▶ _Problem details_:
All the data below goes into the copy word for word, but the pictures don't.

(Dataset records)

------------

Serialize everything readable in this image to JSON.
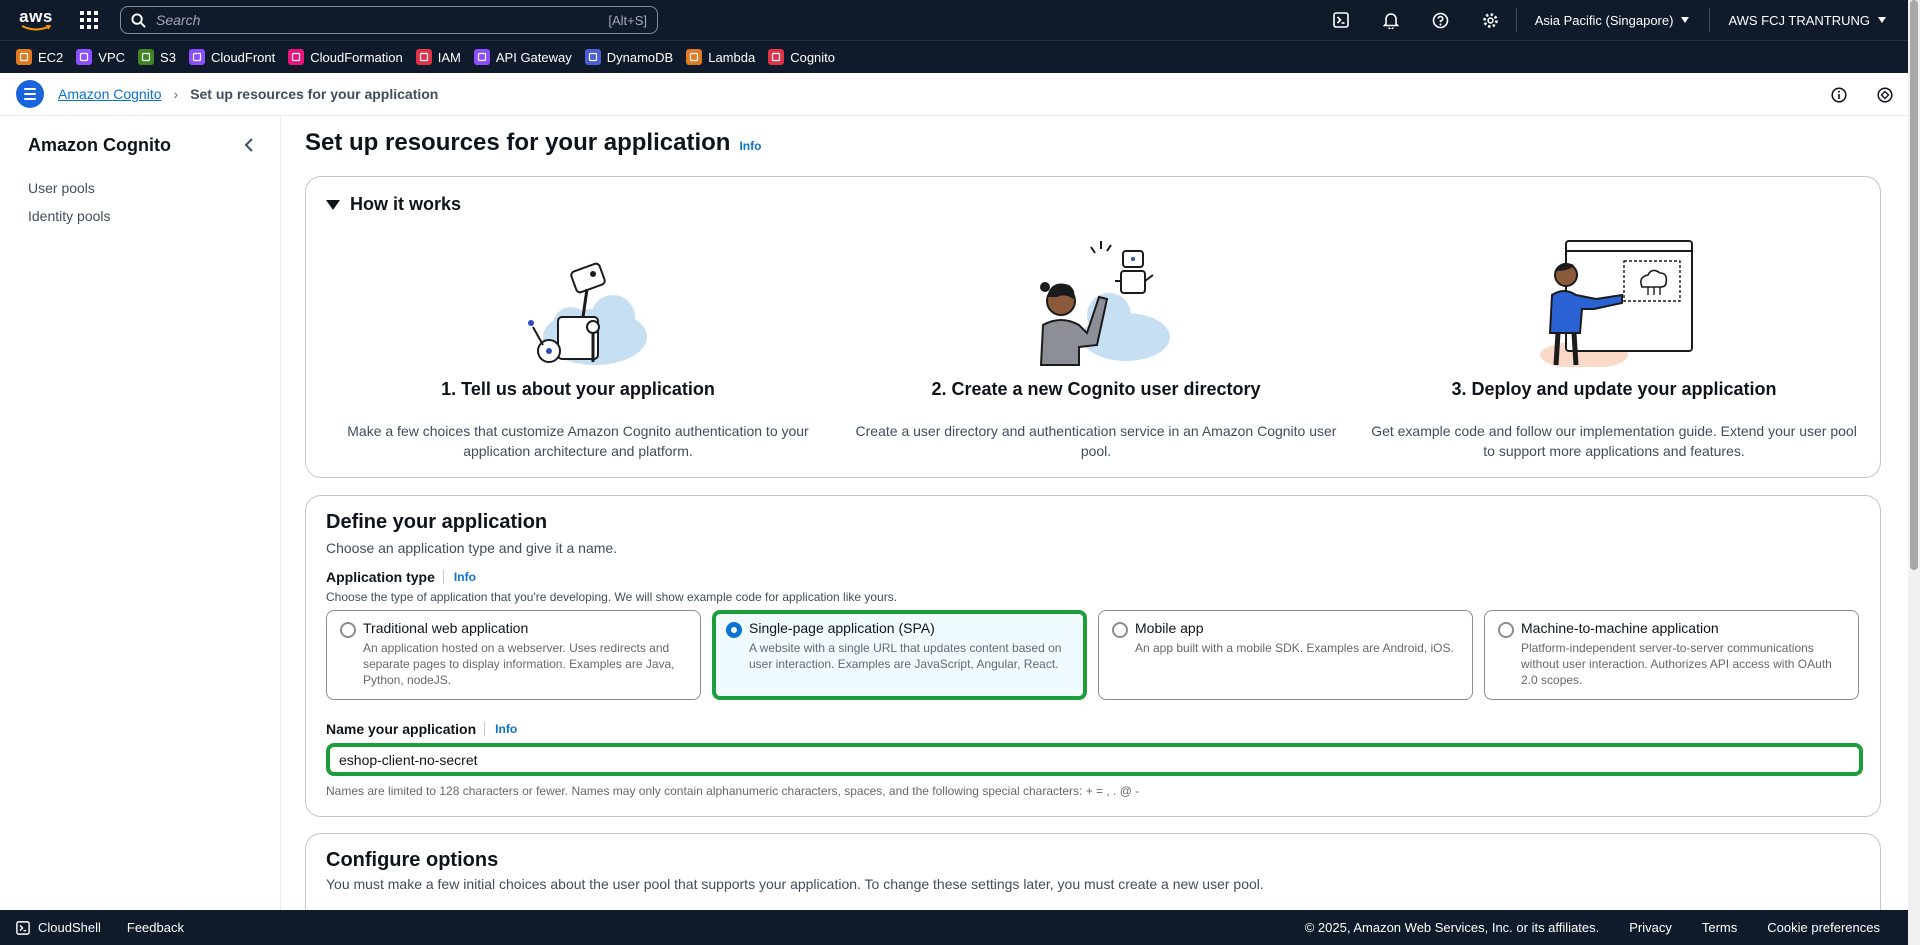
{
  "topnav": {
    "logo": "aws",
    "search_placeholder": "Search",
    "search_shortcut": "[Alt+S]",
    "region": "Asia Pacific (Singapore)",
    "account": "AWS FCJ TRANTRUNG",
    "icons": [
      "cloudshell-icon",
      "bell-icon",
      "help-icon",
      "settings-icon"
    ]
  },
  "favorites": [
    {
      "label": "EC2",
      "color": "#e07b24"
    },
    {
      "label": "VPC",
      "color": "#8c4fff"
    },
    {
      "label": "S3",
      "color": "#3f8624"
    },
    {
      "label": "CloudFront",
      "color": "#8c4fff"
    },
    {
      "label": "CloudFormation",
      "color": "#e7157b"
    },
    {
      "label": "IAM",
      "color": "#dd344c"
    },
    {
      "label": "API Gateway",
      "color": "#8c4fff"
    },
    {
      "label": "DynamoDB",
      "color": "#4d5fd4"
    },
    {
      "label": "Lambda",
      "color": "#e07b24"
    },
    {
      "label": "Cognito",
      "color": "#dd344c"
    }
  ],
  "breadcrumb": {
    "parent": "Amazon Cognito",
    "current": "Set up resources for your application"
  },
  "sidebar": {
    "title": "Amazon Cognito",
    "items": [
      "User pools",
      "Identity pools"
    ]
  },
  "page": {
    "title": "Set up resources for your application",
    "info": "Info"
  },
  "how_it_works": {
    "heading": "How it works",
    "steps": [
      {
        "title": "1. Tell us about your application",
        "desc": "Make a few choices that customize Amazon Cognito authentication to your application architecture and platform."
      },
      {
        "title": "2. Create a new Cognito user directory",
        "desc": "Create a user directory and authentication service in an Amazon Cognito user pool."
      },
      {
        "title": "3. Deploy and update your application",
        "desc": "Get example code and follow our implementation guide. Extend your user pool to support more applications and features."
      }
    ]
  },
  "define": {
    "title": "Define your application",
    "desc": "Choose an application type and give it a name.",
    "app_type_label": "Application type",
    "app_type_info": "Info",
    "app_type_desc": "Choose the type of application that you're developing. We will show example code for application like yours.",
    "types": [
      {
        "title": "Traditional web application",
        "desc": "An application hosted on a webserver. Uses redirects and separate pages to display information. Examples are Java, Python, nodeJS.",
        "selected": false
      },
      {
        "title": "Single-page application (SPA)",
        "desc": "A website with a single URL that updates content based on user interaction. Examples are JavaScript, Angular, React.",
        "selected": true
      },
      {
        "title": "Mobile app",
        "desc": "An app built with a mobile SDK. Examples are Android, iOS.",
        "selected": false
      },
      {
        "title": "Machine-to-machine application",
        "desc": "Platform-independent server-to-server communications without user interaction. Authorizes API access with OAuth 2.0 scopes.",
        "selected": false
      }
    ],
    "name_label": "Name your application",
    "name_info": "Info",
    "name_value": "eshop-client-no-secret",
    "name_constraint": "Names are limited to 128 characters or fewer. Names may only contain alphanumeric characters, spaces, and the following special characters: + = , . @ -"
  },
  "configure": {
    "title": "Configure options",
    "desc": "You must make a few initial choices about the user pool that supports your application. To change these settings later, you must create a new user pool."
  },
  "footer": {
    "cloudshell": "CloudShell",
    "feedback": "Feedback",
    "copyright": "© 2025, Amazon Web Services, Inc. or its affiliates.",
    "privacy": "Privacy",
    "terms": "Terms",
    "cookies": "Cookie preferences"
  },
  "colors": {
    "nav_bg": "#0f1b2a",
    "link": "#0972d3",
    "highlight": "#1e9e3a"
  }
}
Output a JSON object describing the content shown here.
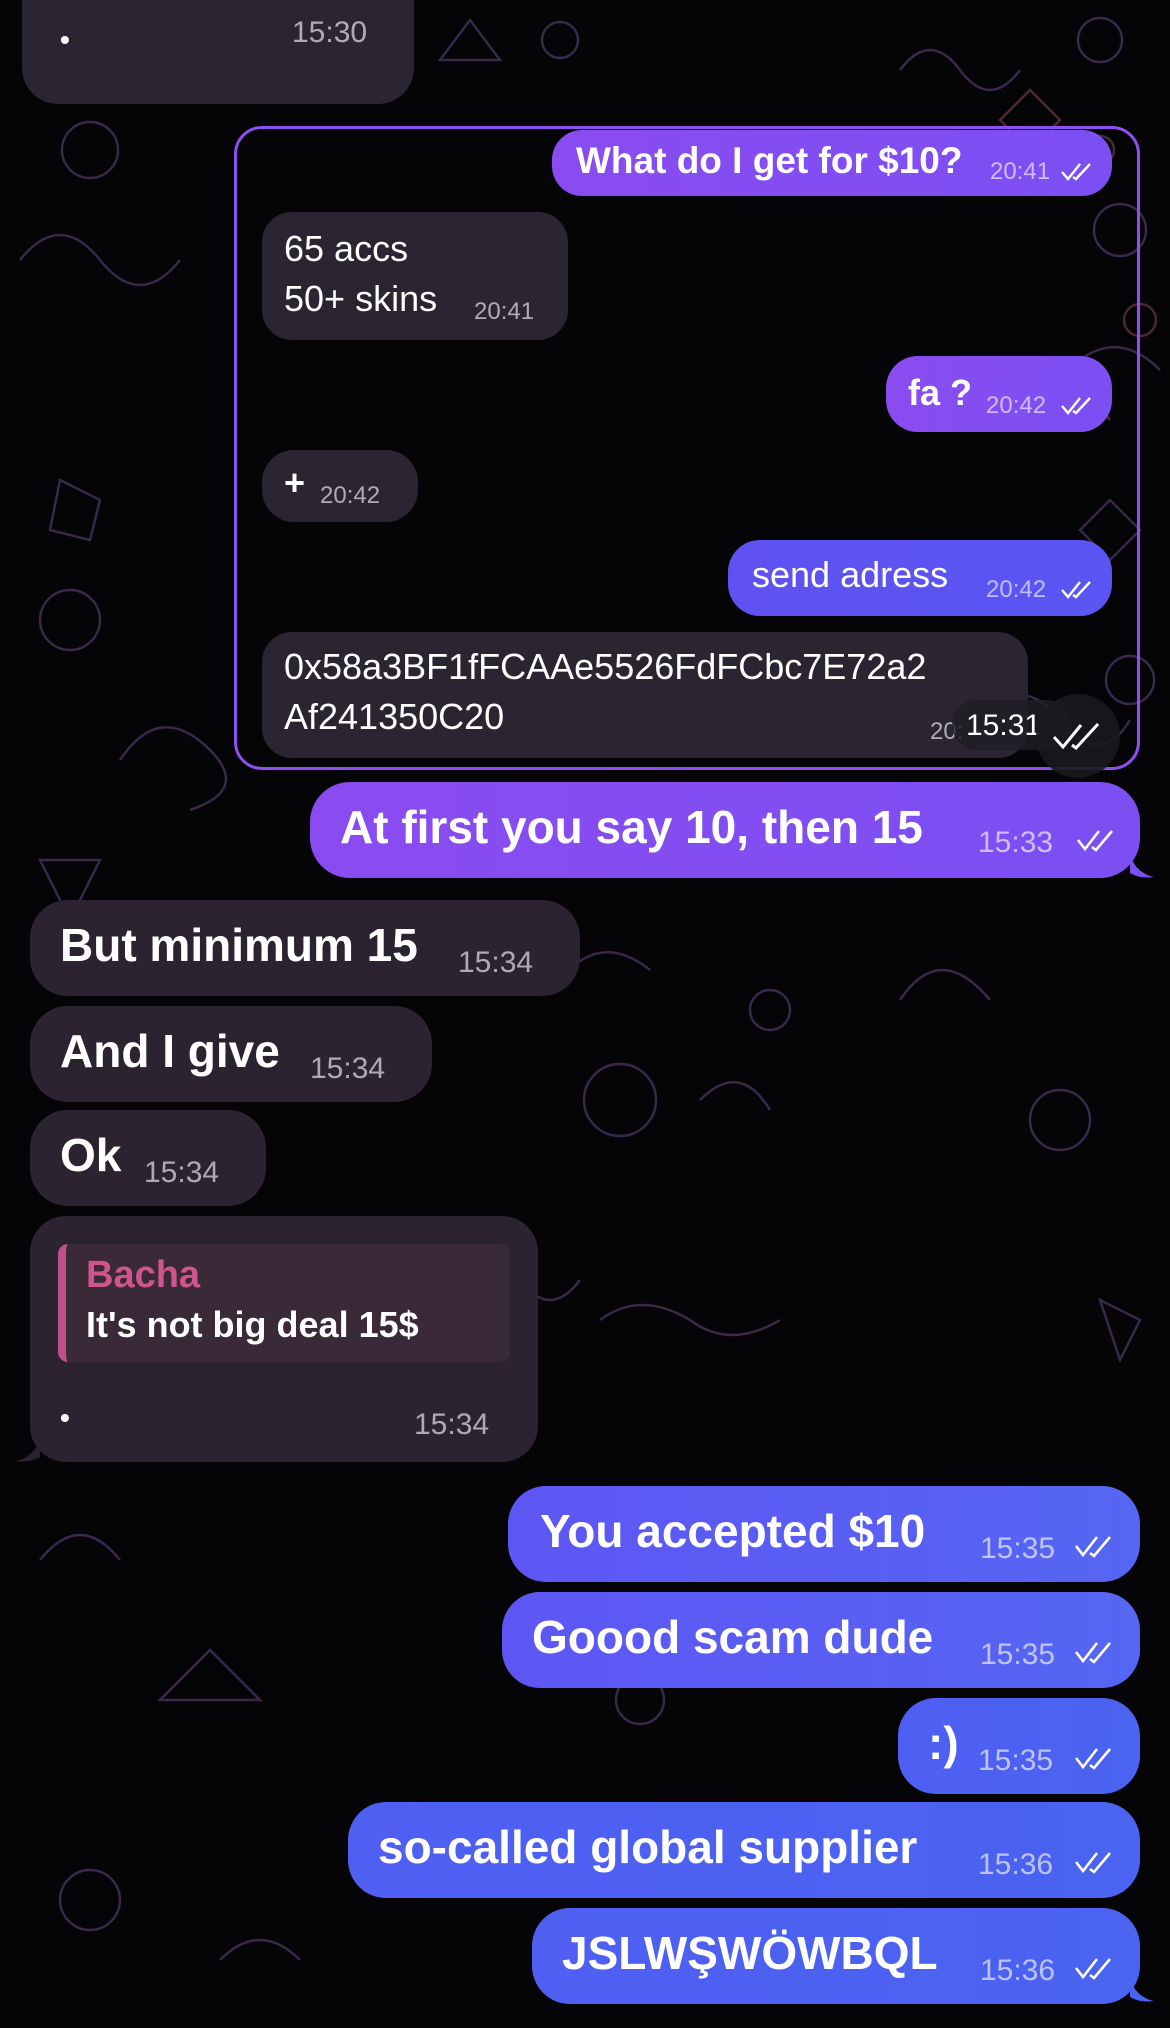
{
  "top_message": {
    "text": "•",
    "time": "15:30"
  },
  "forwarded_screenshot": {
    "messages": [
      {
        "type": "out",
        "text": "What do I get for $10?",
        "time": "20:41"
      },
      {
        "type": "in",
        "lines": [
          "65 accs",
          "50+ skins"
        ],
        "time": "20:41"
      },
      {
        "type": "out",
        "text": "fa ?",
        "time": "20:42"
      },
      {
        "type": "in",
        "text": "+",
        "time": "20:42"
      },
      {
        "type": "out",
        "text": "send adress",
        "time": "20:42"
      },
      {
        "type": "in",
        "lines": [
          "0x58a3BF1fFCAAe5526FdFCbc7E72a2",
          "Af241350C20"
        ],
        "time": "20:"
      }
    ],
    "overlay_time": "15:31"
  },
  "messages": [
    {
      "type": "out",
      "text": "At first you say 10, then 15",
      "time": "15:33"
    },
    {
      "type": "in",
      "text": "But minimum 15",
      "time": "15:34"
    },
    {
      "type": "in",
      "text": "And I give",
      "time": "15:34"
    },
    {
      "type": "in",
      "text": "Ok",
      "time": "15:34"
    },
    {
      "type": "in",
      "reply_author": "Bacha",
      "reply_text": "It's not big deal 15$",
      "text": "•",
      "time": "15:34"
    },
    {
      "type": "out",
      "text": "You accepted $10",
      "time": "15:35"
    },
    {
      "type": "out",
      "text": "Goood scam dude",
      "time": "15:35"
    },
    {
      "type": "out",
      "text": ":)",
      "time": "15:35"
    },
    {
      "type": "out",
      "text": "so-called global supplier",
      "time": "15:36"
    },
    {
      "type": "out",
      "text": "JSLWŞWÖWBQL",
      "time": "15:36"
    }
  ],
  "colors": {
    "background": "#050507",
    "incoming_bubble": "#2a2530",
    "outgoing_purple": "#8a4cf0",
    "outgoing_blue": "#4f5ff2",
    "reply_accent": "#c0508a",
    "screenshot_border": "#8f4ff0"
  },
  "icons": [
    "double-check-icon",
    "tail-icon"
  ]
}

------------

▶ _Task response_:
Serialize everything readable in this image to JSON.
{
  "topnav": {
    "logo": "aws",
    "search_placeholder": "Search",
    "search_shortcut": "[Alt+S]",
    "region": "Asia Pacific (Singapore)",
    "account": "AWS FCJ TRANTRUNG",
    "icons": [
      "cloudshell-icon",
      "bell-icon",
      "help-icon",
      "settings-icon"
    ]
  },
  "favorites": [
    {
      "label": "EC2",
      "color": "#e07b24"
    },
    {
      "label": "VPC",
      "color": "#8c4fff"
    },
    {
      "label": "S3",
      "color": "#3f8624"
    },
    {
      "label": "CloudFront",
      "color": "#8c4fff"
    },
    {
      "label": "CloudFormation",
      "color": "#e7157b"
    },
    {
      "label": "IAM",
      "color": "#dd344c"
    },
    {
      "label": "API Gateway",
      "color": "#8c4fff"
    },
    {
      "label": "DynamoDB",
      "color": "#4d5fd4"
    },
    {
      "label": "Lambda",
      "color": "#e07b24"
    },
    {
      "label": "Cognito",
      "color": "#dd344c"
    }
  ],
  "breadcrumb": {
    "parent": "Amazon Cognito",
    "current": "Set up resources for your application"
  },
  "sidebar": {
    "title": "Amazon Cognito",
    "items": [
      "User pools",
      "Identity pools"
    ]
  },
  "page": {
    "title": "Set up resources for your application",
    "info": "Info"
  },
  "how_it_works": {
    "heading": "How it works",
    "steps": [
      {
        "title": "1. Tell us about your application",
        "desc": "Make a few choices that customize Amazon Cognito authentication to your application architecture and platform."
      },
      {
        "title": "2. Create a new Cognito user directory",
        "desc": "Create a user directory and authentication service in an Amazon Cognito user pool."
      },
      {
        "title": "3. Deploy and update your application",
        "desc": "Get example code and follow our implementation guide. Extend your user pool to support more applications and features."
      }
    ]
  },
  "define": {
    "title": "Define your application",
    "desc": "Choose an application type and give it a name.",
    "app_type_label": "Application type",
    "app_type_info": "Info",
    "app_type_desc": "Choose the type of application that you're developing. We will show example code for application like yours.",
    "types": [
      {
        "title": "Traditional web application",
        "desc": "An application hosted on a webserver. Uses redirects and separate pages to display information. Examples are Java, Python, nodeJS.",
        "selected": false
      },
      {
        "title": "Single-page application (SPA)",
        "desc": "A website with a single URL that updates content based on user interaction. Examples are JavaScript, Angular, React.",
        "selected": true
      },
      {
        "title": "Mobile app",
        "desc": "An app built with a mobile SDK. Examples are Android, iOS.",
        "selected": false
      },
      {
        "title": "Machine-to-machine application",
        "desc": "Platform-independent server-to-server communications without user interaction. Authorizes API access with OAuth 2.0 scopes.",
        "selected": false
      }
    ],
    "name_label": "Name your application",
    "name_info": "Info",
    "name_value": "eshop-client-no-secret",
    "name_constraint": "Names are limited to 128 characters or fewer. Names may only contain alphanumeric characters, spaces, and the following special characters: + = , . @ -"
  },
  "configure": {
    "title": "Configure options",
    "desc": "You must make a few initial choices about the user pool that supports your application. To change these settings later, you must create a new user pool."
  },
  "footer": {
    "cloudshell": "CloudShell",
    "feedback": "Feedback",
    "copyright": "© 2025, Amazon Web Services, Inc. or its affiliates.",
    "privacy": "Privacy",
    "terms": "Terms",
    "cookies": "Cookie preferences"
  },
  "colors": {
    "nav_bg": "#0f1b2a",
    "link": "#0972d3",
    "highlight": "#1e9e3a"
  }
}
Output a JSON object describing the content shown here.
{
  "top_message": {
    "text": "•",
    "time": "15:30"
  },
  "forwarded_screenshot": {
    "messages": [
      {
        "type": "out",
        "text": "What do I get for $10?",
        "time": "20:41"
      },
      {
        "type": "in",
        "lines": [
          "65 accs",
          "50+ skins"
        ],
        "time": "20:41"
      },
      {
        "type": "out",
        "text": "fa ?",
        "time": "20:42"
      },
      {
        "type": "in",
        "text": "+",
        "time": "20:42"
      },
      {
        "type": "out",
        "text": "send adress",
        "time": "20:42"
      },
      {
        "type": "in",
        "lines": [
          "0x58a3BF1fFCAAe5526FdFCbc7E72a2",
          "Af241350C20"
        ],
        "time": "20:"
      }
    ],
    "overlay_time": "15:31"
  },
  "messages": [
    {
      "type": "out",
      "text": "At first you say 10, then 15",
      "time": "15:33"
    },
    {
      "type": "in",
      "text": "But minimum 15",
      "time": "15:34"
    },
    {
      "type": "in",
      "text": "And I give",
      "time": "15:34"
    },
    {
      "type": "in",
      "text": "Ok",
      "time": "15:34"
    },
    {
      "type": "in",
      "reply_author": "Bacha",
      "reply_text": "It's not big deal 15$",
      "text": "•",
      "time": "15:34"
    },
    {
      "type": "out",
      "text": "You accepted $10",
      "time": "15:35"
    },
    {
      "type": "out",
      "text": "Goood scam dude",
      "time": "15:35"
    },
    {
      "type": "out",
      "text": ":)",
      "time": "15:35"
    },
    {
      "type": "out",
      "text": "so-called global supplier",
      "time": "15:36"
    },
    {
      "type": "out",
      "text": "JSLWŞWÖWBQL",
      "time": "15:36"
    }
  ],
  "colors": {
    "background": "#050507",
    "incoming_bubble": "#2a2530",
    "outgoing_purple": "#8a4cf0",
    "outgoing_blue": "#4f5ff2",
    "reply_accent": "#c0508a",
    "screenshot_border": "#8f4ff0"
  },
  "icons": [
    "double-check-icon",
    "tail-icon"
  ]
}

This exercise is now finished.